### Excerpted data
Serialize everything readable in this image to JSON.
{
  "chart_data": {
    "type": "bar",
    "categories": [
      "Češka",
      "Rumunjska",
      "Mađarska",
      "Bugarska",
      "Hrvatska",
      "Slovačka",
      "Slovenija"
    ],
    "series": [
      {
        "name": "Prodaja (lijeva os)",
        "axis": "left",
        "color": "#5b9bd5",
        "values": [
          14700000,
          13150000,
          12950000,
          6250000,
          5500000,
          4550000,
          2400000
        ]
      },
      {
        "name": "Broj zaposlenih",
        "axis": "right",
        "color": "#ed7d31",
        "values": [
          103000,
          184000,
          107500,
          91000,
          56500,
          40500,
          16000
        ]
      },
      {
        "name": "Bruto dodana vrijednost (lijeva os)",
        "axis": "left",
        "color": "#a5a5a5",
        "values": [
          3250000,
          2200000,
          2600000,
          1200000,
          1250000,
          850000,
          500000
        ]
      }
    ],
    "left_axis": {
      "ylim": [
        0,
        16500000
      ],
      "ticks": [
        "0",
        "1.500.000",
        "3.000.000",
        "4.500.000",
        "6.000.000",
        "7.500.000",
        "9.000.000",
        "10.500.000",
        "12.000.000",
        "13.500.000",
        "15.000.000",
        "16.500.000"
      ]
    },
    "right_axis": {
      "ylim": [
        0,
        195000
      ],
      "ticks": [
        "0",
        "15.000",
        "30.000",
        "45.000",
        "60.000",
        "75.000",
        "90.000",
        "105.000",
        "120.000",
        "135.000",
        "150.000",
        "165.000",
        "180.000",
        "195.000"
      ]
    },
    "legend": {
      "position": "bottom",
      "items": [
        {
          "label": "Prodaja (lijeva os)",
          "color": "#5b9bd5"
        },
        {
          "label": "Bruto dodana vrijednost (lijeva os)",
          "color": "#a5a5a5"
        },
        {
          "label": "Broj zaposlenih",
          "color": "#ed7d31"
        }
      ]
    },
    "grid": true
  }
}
--
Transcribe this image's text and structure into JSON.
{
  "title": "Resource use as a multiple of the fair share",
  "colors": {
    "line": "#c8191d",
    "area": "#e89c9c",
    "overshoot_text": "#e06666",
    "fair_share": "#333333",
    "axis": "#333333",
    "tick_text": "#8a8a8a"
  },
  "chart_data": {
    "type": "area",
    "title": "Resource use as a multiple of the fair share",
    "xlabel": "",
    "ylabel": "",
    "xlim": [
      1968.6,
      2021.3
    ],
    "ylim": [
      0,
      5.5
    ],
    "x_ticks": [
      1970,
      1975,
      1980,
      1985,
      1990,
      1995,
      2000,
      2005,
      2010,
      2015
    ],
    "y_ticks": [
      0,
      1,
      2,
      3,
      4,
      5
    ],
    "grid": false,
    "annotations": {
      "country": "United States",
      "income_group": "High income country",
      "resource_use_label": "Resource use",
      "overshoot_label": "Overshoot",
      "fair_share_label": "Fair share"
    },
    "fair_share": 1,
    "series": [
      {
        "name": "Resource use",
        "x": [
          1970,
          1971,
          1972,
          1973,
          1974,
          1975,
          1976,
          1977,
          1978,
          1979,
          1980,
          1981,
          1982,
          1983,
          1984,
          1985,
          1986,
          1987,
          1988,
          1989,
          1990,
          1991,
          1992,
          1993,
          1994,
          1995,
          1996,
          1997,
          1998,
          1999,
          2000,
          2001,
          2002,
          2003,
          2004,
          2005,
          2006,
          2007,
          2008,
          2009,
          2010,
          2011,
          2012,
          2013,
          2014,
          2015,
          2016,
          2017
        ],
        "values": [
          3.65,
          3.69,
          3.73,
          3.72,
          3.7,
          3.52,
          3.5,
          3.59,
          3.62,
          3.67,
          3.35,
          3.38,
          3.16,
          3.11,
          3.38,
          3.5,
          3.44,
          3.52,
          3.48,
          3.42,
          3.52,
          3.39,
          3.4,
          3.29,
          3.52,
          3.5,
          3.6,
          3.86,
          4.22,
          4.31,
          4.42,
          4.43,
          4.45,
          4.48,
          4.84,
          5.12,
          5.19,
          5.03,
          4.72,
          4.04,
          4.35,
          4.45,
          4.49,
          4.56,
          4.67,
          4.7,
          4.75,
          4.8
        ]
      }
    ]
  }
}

### Written instruction
Take every line containing the word "country" and copy it.

### Correct response
      "country": "United States",
      "income_group": "High income country",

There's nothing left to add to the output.